**Supplied material**
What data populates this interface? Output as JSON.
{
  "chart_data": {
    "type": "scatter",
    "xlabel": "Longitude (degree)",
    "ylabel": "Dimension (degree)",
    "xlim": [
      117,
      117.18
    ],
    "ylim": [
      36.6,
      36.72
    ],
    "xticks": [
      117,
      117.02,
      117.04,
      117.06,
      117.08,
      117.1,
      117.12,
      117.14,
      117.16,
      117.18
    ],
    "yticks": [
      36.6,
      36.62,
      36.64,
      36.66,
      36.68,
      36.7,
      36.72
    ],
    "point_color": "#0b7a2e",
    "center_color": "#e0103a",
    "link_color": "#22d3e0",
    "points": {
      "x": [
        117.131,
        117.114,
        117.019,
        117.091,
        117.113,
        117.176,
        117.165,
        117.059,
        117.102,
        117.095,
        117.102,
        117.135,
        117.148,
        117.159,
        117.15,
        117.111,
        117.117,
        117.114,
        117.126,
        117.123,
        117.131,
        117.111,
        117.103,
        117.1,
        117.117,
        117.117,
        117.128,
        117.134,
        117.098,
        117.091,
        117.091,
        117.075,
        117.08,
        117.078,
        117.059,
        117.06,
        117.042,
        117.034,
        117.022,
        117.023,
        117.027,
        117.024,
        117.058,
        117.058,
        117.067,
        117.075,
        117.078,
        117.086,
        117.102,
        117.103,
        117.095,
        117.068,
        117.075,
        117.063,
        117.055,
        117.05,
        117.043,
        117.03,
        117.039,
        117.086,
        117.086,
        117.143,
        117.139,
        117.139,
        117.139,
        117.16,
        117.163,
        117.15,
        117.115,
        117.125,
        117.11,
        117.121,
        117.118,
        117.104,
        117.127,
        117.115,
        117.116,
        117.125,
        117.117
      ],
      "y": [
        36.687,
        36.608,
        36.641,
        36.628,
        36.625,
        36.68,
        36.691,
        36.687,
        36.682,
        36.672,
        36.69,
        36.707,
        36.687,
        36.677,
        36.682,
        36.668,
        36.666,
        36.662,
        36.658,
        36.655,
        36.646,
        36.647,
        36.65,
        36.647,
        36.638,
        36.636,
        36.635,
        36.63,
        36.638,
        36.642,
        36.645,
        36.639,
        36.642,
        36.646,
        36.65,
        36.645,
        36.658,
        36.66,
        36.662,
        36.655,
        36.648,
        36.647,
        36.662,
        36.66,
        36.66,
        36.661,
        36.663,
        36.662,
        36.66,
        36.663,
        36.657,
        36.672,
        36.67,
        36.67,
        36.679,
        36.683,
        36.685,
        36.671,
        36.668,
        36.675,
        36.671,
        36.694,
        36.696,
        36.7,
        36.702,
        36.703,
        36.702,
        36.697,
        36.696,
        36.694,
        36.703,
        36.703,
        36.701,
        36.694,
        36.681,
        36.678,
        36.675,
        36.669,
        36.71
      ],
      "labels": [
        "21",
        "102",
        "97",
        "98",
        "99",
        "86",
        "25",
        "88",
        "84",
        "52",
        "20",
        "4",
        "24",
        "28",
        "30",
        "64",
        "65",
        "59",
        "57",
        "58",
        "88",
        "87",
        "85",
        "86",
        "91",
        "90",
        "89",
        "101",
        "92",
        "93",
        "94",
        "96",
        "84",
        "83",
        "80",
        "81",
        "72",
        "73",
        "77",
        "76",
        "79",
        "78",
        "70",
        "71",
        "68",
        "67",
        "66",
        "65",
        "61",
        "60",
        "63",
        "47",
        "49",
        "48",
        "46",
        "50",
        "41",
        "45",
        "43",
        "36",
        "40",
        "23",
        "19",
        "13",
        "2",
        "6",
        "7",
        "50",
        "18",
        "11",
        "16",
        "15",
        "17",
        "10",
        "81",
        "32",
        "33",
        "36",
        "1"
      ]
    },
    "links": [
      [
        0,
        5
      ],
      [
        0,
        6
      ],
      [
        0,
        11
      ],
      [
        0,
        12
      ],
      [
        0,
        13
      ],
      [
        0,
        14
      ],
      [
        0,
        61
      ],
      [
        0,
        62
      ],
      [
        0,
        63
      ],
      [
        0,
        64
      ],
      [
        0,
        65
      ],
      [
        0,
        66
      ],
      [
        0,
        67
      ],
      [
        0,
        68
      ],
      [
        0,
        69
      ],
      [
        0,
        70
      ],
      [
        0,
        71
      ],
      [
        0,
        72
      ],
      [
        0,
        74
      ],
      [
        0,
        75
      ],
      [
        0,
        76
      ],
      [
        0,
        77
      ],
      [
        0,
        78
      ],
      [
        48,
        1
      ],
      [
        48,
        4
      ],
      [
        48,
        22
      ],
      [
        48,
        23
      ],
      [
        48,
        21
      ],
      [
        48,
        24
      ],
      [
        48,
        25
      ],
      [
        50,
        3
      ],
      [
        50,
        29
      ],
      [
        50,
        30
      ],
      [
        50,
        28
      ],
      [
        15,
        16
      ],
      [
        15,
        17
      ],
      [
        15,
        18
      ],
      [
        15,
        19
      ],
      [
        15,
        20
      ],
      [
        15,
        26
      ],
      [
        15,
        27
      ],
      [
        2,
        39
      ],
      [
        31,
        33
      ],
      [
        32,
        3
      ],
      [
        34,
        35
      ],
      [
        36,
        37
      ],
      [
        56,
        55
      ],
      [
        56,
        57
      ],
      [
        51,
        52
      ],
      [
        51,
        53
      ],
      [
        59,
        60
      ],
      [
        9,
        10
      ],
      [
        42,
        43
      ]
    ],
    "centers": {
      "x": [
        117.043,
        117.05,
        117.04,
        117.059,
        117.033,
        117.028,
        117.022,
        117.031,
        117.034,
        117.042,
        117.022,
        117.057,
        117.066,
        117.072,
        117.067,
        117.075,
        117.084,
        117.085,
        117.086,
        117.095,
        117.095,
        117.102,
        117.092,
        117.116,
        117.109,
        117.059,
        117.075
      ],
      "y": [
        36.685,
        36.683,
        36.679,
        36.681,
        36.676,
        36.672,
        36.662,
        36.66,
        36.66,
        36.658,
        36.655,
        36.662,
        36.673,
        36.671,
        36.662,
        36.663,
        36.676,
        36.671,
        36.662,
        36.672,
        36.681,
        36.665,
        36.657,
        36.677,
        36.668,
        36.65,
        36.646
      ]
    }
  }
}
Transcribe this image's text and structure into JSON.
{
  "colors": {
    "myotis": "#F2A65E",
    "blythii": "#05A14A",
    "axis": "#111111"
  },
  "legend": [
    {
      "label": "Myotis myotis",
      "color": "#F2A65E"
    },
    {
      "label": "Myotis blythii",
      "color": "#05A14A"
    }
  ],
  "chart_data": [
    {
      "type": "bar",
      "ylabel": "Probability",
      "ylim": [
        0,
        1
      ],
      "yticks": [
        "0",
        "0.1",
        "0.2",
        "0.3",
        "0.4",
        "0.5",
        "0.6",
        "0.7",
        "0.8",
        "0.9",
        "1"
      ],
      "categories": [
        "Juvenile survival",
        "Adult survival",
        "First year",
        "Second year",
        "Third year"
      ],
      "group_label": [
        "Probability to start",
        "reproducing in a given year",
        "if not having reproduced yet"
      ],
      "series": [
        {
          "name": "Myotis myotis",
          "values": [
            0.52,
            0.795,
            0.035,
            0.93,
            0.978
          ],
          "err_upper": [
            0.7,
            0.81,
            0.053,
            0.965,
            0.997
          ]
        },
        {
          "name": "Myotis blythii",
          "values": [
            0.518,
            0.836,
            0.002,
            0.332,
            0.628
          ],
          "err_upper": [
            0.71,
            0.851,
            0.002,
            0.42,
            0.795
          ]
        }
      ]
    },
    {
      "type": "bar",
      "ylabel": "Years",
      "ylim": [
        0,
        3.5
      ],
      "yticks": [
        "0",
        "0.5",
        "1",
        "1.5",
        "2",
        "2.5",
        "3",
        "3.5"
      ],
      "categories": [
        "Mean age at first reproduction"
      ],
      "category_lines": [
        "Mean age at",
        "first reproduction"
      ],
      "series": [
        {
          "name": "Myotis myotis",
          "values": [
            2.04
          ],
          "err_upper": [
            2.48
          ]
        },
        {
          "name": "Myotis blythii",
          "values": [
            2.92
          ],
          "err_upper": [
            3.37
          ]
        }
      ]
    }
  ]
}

**Task instructions**
Where does the word "reproduction" appear? Return each line that holds it.

**The reply**
        "Mean age at first reproduction"
        "first reproduction"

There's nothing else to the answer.